- **Work required**:
Return each line of the records holding the string "pantalon".

=== Extracted records ===

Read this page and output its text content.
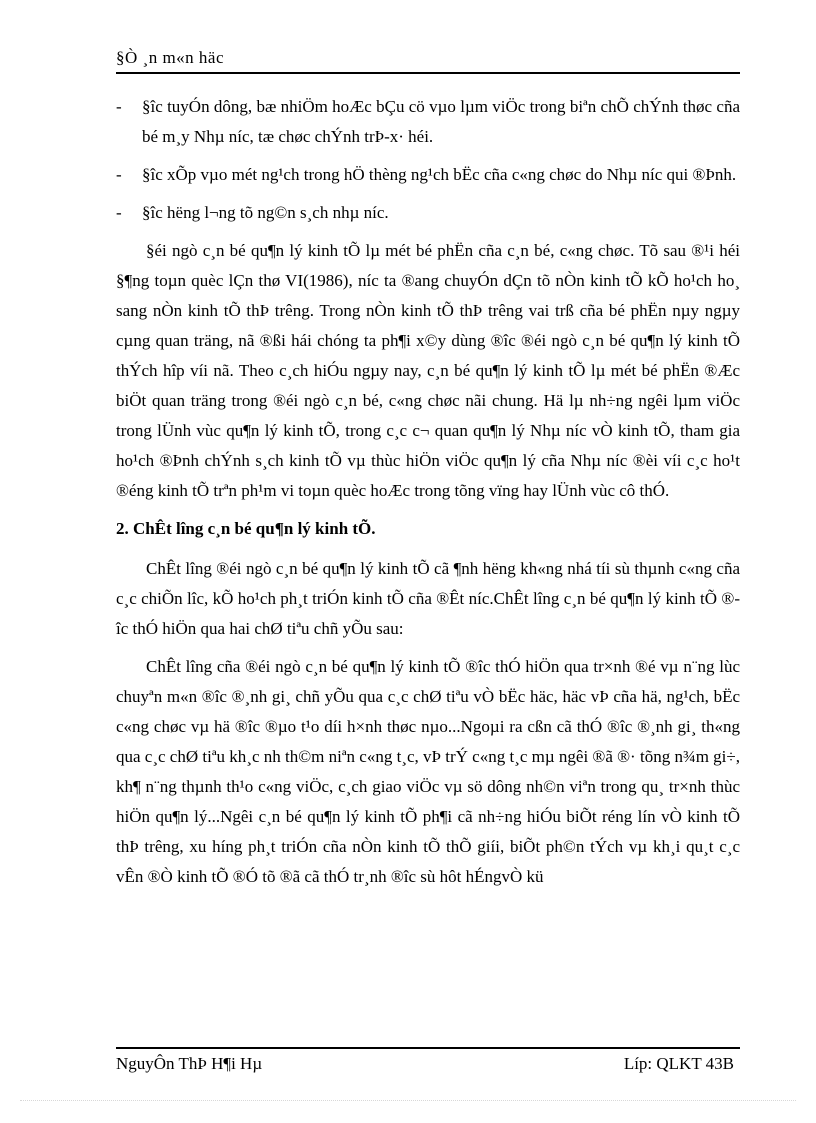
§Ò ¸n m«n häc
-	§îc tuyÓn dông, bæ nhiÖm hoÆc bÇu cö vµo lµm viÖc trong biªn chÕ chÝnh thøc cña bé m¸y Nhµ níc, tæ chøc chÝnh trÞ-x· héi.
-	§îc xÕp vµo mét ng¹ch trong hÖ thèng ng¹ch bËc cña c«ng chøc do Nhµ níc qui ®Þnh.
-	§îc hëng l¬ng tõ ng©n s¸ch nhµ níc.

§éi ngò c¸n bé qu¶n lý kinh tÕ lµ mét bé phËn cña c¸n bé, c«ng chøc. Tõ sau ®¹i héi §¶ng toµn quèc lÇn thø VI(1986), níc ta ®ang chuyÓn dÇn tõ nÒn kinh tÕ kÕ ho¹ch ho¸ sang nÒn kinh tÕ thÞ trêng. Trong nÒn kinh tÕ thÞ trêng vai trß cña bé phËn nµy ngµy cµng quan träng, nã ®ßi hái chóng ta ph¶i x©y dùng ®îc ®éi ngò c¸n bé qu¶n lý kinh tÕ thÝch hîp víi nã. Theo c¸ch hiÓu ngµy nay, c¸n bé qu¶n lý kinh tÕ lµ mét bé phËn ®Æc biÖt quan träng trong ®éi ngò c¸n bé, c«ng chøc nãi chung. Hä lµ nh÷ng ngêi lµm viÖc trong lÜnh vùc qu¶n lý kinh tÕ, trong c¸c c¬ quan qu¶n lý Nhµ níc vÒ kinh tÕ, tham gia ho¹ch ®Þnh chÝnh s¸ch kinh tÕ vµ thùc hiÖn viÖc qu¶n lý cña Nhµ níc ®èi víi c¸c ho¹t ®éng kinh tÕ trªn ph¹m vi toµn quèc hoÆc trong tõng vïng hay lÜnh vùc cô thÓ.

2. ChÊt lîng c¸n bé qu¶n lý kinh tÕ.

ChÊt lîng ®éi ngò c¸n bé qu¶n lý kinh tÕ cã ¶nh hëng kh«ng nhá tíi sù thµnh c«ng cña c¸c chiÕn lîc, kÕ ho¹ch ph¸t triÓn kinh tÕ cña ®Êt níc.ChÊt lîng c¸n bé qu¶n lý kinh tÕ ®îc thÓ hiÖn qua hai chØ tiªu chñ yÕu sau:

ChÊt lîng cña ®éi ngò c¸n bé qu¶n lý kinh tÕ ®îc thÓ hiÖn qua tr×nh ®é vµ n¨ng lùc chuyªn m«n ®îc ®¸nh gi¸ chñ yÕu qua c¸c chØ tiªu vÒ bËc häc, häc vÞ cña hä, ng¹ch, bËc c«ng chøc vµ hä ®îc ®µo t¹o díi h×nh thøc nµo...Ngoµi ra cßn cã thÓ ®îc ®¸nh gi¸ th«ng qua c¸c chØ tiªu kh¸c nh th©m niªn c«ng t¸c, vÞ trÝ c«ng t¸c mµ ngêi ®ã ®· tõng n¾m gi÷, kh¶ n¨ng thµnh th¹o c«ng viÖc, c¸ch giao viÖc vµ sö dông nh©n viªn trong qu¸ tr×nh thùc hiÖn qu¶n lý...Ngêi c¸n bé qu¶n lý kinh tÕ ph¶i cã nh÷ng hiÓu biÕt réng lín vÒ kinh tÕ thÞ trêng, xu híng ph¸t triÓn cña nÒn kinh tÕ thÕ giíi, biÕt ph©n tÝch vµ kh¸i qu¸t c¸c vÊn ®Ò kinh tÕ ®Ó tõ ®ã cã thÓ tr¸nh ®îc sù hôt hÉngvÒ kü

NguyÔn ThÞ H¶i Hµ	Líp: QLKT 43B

===
=== Extracted records ===

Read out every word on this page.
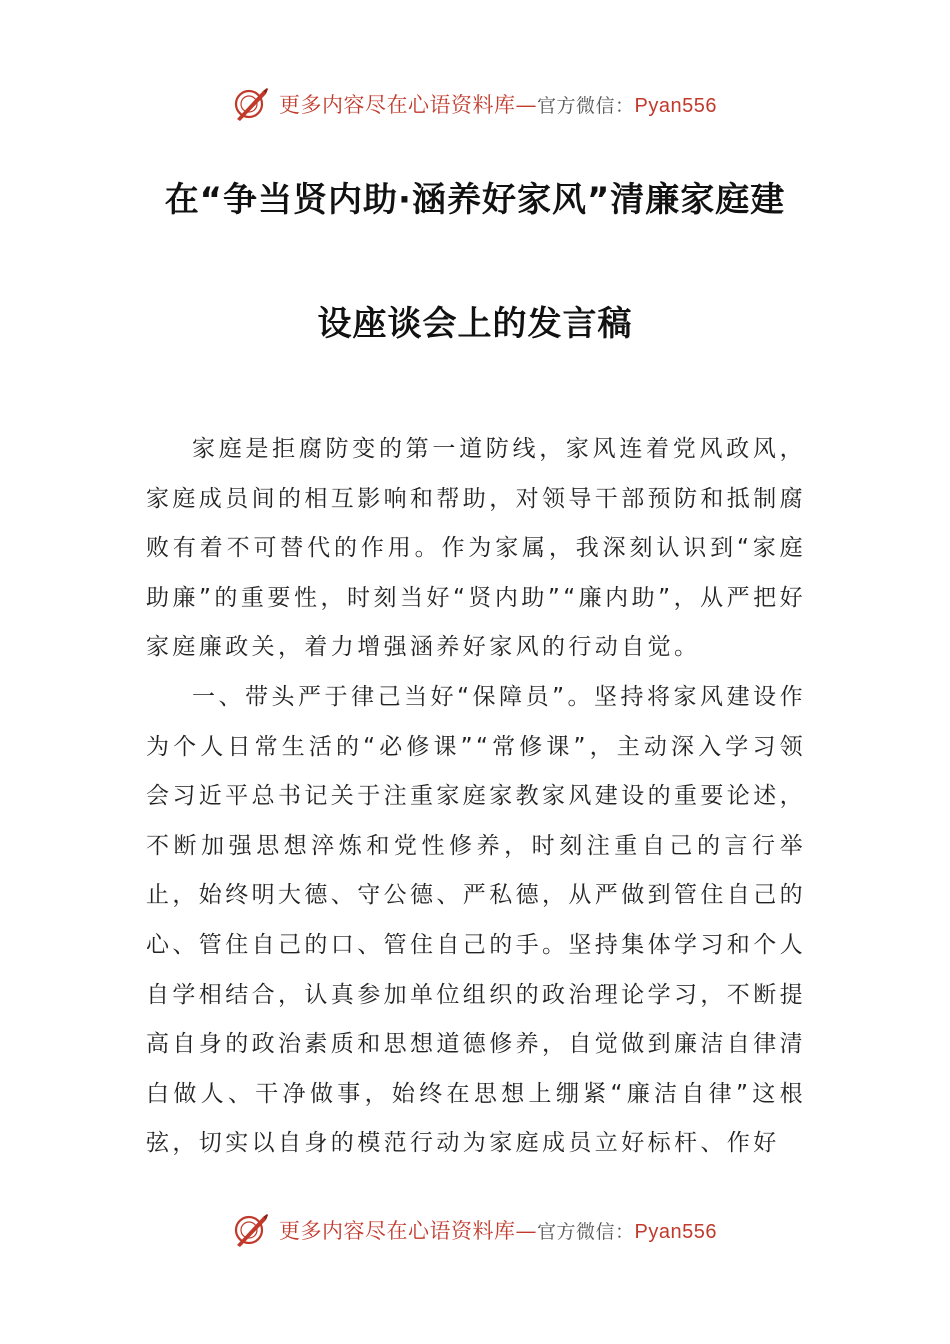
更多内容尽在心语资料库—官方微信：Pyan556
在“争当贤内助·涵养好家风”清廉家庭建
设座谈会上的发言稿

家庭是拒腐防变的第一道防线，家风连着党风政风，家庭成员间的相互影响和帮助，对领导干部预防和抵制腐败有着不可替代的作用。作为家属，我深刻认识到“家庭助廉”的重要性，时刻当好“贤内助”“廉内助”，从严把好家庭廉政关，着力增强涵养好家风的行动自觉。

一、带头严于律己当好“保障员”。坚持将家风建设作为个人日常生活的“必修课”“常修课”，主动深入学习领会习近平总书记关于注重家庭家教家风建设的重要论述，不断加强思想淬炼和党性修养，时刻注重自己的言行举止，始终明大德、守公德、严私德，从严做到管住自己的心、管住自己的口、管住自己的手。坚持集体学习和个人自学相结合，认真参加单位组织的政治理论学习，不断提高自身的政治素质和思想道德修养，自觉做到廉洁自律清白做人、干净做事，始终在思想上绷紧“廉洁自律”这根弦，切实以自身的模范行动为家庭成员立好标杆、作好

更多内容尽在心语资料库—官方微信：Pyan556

===
=== Extracted records ===

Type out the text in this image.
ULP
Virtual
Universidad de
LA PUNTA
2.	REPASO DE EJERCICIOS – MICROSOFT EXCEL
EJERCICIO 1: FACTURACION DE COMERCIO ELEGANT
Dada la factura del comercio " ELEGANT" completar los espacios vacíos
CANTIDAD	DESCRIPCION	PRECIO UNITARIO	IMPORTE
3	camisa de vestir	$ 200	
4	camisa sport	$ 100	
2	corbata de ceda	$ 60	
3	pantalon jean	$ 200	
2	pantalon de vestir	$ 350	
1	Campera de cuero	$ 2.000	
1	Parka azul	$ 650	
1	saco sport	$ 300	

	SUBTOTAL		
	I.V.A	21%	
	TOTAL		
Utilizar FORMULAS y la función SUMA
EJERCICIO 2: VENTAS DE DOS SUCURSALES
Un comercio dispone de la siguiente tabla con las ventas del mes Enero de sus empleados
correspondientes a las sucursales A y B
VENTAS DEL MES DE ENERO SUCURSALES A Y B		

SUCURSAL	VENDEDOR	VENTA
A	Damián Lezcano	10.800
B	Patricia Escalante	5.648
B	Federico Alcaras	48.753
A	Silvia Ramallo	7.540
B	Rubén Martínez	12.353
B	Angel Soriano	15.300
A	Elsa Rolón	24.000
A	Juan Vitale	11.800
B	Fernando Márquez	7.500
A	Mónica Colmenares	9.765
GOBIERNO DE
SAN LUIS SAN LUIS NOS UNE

===

- **Full output**:
3	pantalon jean	$ 200	
2	pantalon de vestir	$ 350	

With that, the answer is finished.